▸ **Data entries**
···

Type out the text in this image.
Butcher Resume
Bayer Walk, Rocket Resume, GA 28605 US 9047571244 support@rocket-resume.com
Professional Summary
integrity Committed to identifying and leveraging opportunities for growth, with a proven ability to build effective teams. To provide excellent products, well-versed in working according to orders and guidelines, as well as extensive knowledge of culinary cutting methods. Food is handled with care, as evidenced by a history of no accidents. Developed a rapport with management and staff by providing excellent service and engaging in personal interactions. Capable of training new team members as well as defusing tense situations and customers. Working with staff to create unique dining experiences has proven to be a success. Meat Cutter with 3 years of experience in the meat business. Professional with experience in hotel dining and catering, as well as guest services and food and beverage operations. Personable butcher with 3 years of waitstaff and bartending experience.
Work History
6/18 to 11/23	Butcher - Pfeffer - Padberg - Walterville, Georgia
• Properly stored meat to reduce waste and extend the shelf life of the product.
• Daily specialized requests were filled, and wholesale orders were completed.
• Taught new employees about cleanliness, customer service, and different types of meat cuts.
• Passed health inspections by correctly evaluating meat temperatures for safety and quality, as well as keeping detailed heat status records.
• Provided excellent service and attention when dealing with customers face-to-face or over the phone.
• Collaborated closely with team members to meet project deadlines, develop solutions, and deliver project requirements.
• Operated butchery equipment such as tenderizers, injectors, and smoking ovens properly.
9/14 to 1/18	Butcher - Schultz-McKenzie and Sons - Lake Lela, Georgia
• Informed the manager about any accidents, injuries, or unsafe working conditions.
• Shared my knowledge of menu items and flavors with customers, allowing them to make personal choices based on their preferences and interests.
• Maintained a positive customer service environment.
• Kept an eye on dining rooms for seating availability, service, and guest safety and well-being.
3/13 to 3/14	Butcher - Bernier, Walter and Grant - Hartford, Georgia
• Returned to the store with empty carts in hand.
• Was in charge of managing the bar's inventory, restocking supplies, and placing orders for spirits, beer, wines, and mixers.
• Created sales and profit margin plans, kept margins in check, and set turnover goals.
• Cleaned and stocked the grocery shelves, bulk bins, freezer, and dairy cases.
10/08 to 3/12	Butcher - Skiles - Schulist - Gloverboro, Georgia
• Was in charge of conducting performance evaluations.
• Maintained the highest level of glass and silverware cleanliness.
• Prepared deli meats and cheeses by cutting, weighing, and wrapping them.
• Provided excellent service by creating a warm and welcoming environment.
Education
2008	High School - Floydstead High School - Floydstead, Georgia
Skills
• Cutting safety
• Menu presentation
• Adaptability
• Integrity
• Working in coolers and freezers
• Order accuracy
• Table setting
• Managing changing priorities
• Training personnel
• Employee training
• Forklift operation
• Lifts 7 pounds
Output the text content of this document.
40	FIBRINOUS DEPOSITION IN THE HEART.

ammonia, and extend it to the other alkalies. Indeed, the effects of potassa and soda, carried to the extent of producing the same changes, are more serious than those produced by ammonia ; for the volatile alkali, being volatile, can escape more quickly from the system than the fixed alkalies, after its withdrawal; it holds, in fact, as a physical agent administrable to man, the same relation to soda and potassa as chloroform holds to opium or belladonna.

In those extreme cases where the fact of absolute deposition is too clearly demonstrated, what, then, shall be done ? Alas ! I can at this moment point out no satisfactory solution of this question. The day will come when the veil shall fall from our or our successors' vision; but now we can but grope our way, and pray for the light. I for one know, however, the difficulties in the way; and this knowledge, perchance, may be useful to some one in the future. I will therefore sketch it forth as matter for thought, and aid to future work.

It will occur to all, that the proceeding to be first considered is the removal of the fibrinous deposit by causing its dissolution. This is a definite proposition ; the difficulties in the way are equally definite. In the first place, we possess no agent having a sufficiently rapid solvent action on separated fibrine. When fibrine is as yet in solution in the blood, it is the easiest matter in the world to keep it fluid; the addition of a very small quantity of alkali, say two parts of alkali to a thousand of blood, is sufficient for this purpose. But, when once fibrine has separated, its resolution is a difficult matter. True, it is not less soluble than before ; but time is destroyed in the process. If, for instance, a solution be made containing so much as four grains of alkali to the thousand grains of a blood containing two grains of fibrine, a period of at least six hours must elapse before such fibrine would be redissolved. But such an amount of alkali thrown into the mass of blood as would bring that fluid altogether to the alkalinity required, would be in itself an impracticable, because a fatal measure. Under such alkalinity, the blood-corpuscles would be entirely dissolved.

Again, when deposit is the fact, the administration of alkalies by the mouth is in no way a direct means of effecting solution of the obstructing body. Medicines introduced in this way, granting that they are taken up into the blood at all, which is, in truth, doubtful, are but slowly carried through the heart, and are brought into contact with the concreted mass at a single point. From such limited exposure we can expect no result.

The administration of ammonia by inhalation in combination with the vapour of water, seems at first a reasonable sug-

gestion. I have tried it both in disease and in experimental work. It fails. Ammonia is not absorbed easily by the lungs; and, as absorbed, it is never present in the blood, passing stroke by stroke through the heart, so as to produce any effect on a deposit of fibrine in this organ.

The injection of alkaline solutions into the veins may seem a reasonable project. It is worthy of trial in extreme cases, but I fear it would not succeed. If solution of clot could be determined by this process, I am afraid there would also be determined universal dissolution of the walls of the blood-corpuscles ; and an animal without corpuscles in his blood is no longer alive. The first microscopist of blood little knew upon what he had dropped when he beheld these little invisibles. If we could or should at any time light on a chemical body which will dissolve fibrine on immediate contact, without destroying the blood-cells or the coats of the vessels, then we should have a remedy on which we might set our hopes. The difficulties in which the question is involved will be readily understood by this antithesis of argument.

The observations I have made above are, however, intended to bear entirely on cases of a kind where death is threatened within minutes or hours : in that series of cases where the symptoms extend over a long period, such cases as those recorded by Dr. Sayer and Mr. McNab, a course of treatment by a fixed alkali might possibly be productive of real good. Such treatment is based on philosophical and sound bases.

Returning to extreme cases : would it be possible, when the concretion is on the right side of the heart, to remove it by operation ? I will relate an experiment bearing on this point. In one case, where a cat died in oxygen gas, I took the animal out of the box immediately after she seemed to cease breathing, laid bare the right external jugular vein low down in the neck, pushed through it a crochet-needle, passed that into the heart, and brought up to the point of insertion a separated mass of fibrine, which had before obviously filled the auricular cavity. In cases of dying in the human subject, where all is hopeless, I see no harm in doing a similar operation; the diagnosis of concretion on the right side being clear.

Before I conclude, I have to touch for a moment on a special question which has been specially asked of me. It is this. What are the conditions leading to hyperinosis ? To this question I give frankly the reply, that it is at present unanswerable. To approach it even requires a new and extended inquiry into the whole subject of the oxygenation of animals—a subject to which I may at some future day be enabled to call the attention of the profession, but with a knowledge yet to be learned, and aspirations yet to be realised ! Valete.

···

▸ **WORK REQUIRED**
All of the entries above must be quoted exactly.

▸ **REPLY**
Type out the text in this image.
Butcher Resume
Bayer Walk, Rocket Resume, GA 28605 US 9047571244 support@rocket-resume.com
Professional Summary
integrity Committed to identifying and leveraging opportunities for growth, with a proven ability to build effective teams. To provide excellent products, well-versed in working according to orders and guidelines, as well as extensive knowledge of culinary cutting methods. Food is handled with care, as evidenced by a history of no accidents. Developed a rapport with management and staff by providing excellent service and engaging in personal interactions. Capable of training new team members as well as defusing tense situations and customers. Working with staff to create unique dining experiences has proven to be a success. Meat Cutter with 3 years of experience in the meat business. Professional with experience in hotel dining and catering, as well as guest services and food and beverage operations. Personable butcher with 3 years of waitstaff and bartending experience.
Work History
6/18 to 11/23	Butcher - Pfeffer - Padberg - Walterville, Georgia
• Properly stored meat to reduce waste and extend the shelf life of the product.
• Daily specialized requests were filled, and wholesale orders were completed.
• Taught new employees about cleanliness, customer service, and different types of meat cuts.
• Passed health inspections by correctly evaluating meat temperatures for safety and quality, as well as keeping detailed heat status records.
• Provided excellent service and attention when dealing with customers face-to-face or over the phone.
• Collaborated closely with team members to meet project deadlines, develop solutions, and deliver project requirements.
• Operated butchery equipment such as tenderizers, injectors, and smoking ovens properly.
9/14 to 1/18	Butcher - Schultz-McKenzie and Sons - Lake Lela, Georgia
• Informed the manager about any accidents, injuries, or unsafe working conditions.
• Shared my knowledge of menu items and flavors with customers, allowing them to make personal choices based on their preferences and interests.
• Maintained a positive customer service environment.
• Kept an eye on dining rooms for seating availability, service, and guest safety and well-being.
3/13 to 3/14	Butcher - Bernier, Walter and Grant - Hartford, Georgia
• Returned to the store with empty carts in hand.
• Was in charge of managing the bar's inventory, restocking supplies, and placing orders for spirits, beer, wines, and mixers.
• Created sales and profit margin plans, kept margins in check, and set turnover goals.
• Cleaned and stocked the grocery shelves, bulk bins, freezer, and dairy cases.
10/08 to 3/12	Butcher - Skiles - Schulist - Gloverboro, Georgia
• Was in charge of conducting performance evaluations.
• Maintained the highest level of glass and silverware cleanliness.
• Prepared deli meats and cheeses by cutting, weighing, and wrapping them.
• Provided excellent service by creating a warm and welcoming environment.
Education
2008	High School - Floydstead High School - Floydstead, Georgia
Skills
• Cutting safety
• Menu presentation
• Adaptability
• Integrity
• Working in coolers and freezers
• Order accuracy
• Table setting
• Managing changing priorities
• Training personnel
• Employee training
• Forklift operation
• Lifts 7 pounds
Output the text content of this document.
40	FIBRINOUS DEPOSITION IN THE HEART.

ammonia, and extend it to the other alkalies. Indeed, the effects of potassa and soda, carried to the extent of producing the same changes, are more serious than those produced by ammonia ; for the volatile alkali, being volatile, can escape more quickly from the system than the fixed alkalies, after its withdrawal; it holds, in fact, as a physical agent administrable to man, the same relation to soda and potassa as chloroform holds to opium or belladonna.

In those extreme cases where the fact of absolute deposition is too clearly demonstrated, what, then, shall be done ? Alas ! I can at this moment point out no satisfactory solution of this question. The day will come when the veil shall fall from our or our successors' vision; but now we can but grope our way, and pray for the light. I for one know, however, the difficulties in the way; and this knowledge, perchance, may be useful to some one in the future. I will therefore sketch it forth as matter for thought, and aid to future work.

It will occur to all, that the proceeding to be first considered is the removal of the fibrinous deposit by causing its dissolution. This is a definite proposition ; the difficulties in the way are equally definite. In the first place, we possess no agent having a sufficiently rapid solvent action on separated fibrine. When fibrine is as yet in solution in the blood, it is the easiest matter in the world to keep it fluid; the addition of a very small quantity of alkali, say two parts of alkali to a thousand of blood, is sufficient for this purpose. But, when once fibrine has separated, its resolution is a difficult matter. True, it is not less soluble than before ; but time is destroyed in the process. If, for instance, a solution be made containing so much as four grains of alkali to the thousand grains of a blood containing two grains of fibrine, a period of at least six hours must elapse before such fibrine would be redissolved. But such an amount of alkali thrown into the mass of blood as would bring that fluid altogether to the alkalinity required, would be in itself an impracticable, because a fatal measure. Under such alkalinity, the blood-corpuscles would be entirely dissolved.

Again, when deposit is the fact, the administration of alkalies by the mouth is in no way a direct means of effecting solution of the obstructing body. Medicines introduced in this way, granting that they are taken up into the blood at all, which is, in truth, doubtful, are but slowly carried through the heart, and are brought into contact with the concreted mass at a single point. From such limited exposure we can expect no result.

The administration of ammonia by inhalation in combination with the vapour of water, seems at first a reasonable sug-

gestion. I have tried it both in disease and in experimental work. It fails. Ammonia is not absorbed easily by the lungs; and, as absorbed, it is never present in the blood, passing stroke by stroke through the heart, so as to produce any effect on a deposit of fibrine in this organ.

The injection of alkaline solutions into the veins may seem a reasonable project. It is worthy of trial in extreme cases, but I fear it would not succeed. If solution of clot could be determined by this process, I am afraid there would also be determined universal dissolution of the walls of the blood-corpuscles ; and an animal without corpuscles in his blood is no longer alive. The first microscopist of blood little knew upon what he had dropped when he beheld these little invisibles. If we could or should at any time light on a chemical body which will dissolve fibrine on immediate contact, without destroying the blood-cells or the coats of the vessels, then we should have a remedy on which we might set our hopes. The difficulties in which the question is involved will be readily understood by this antithesis of argument.

The observations I have made above are, however, intended to bear entirely on cases of a kind where death is threatened within minutes or hours : in that series of cases where the symptoms extend over a long period, such cases as those recorded by Dr. Sayer and Mr. McNab, a course of treatment by a fixed alkali might possibly be productive of real good. Such treatment is based on philosophical and sound bases.

Returning to extreme cases : would it be possible, when the concretion is on the right side of the heart, to remove it by operation ? I will relate an experiment bearing on this point. In one case, where a cat died in oxygen gas, I took the animal out of the box immediately after she seemed to cease breathing, laid bare the right external jugular vein low down in the neck, pushed through it a crochet-needle, passed that into the heart, and brought up to the point of insertion a separated mass of fibrine, which had before obviously filled the auricular cavity. In cases of dying in the human subject, where all is hopeless, I see no harm in doing a similar operation; the diagnosis of concretion on the right side being clear.

Before I conclude, I have to touch for a moment on a special question which has been specially asked of me. It is this. What are the conditions leading to hyperinosis ? To this question I give frankly the reply, that it is at present unanswerable. To approach it even requires a new and extended inquiry into the whole subject of the oxygenation of animals—a subject to which I may at some future day be enabled to call the attention of the profession, but with a knowledge yet to be learned, and aspirations yet to be realised ! Valete.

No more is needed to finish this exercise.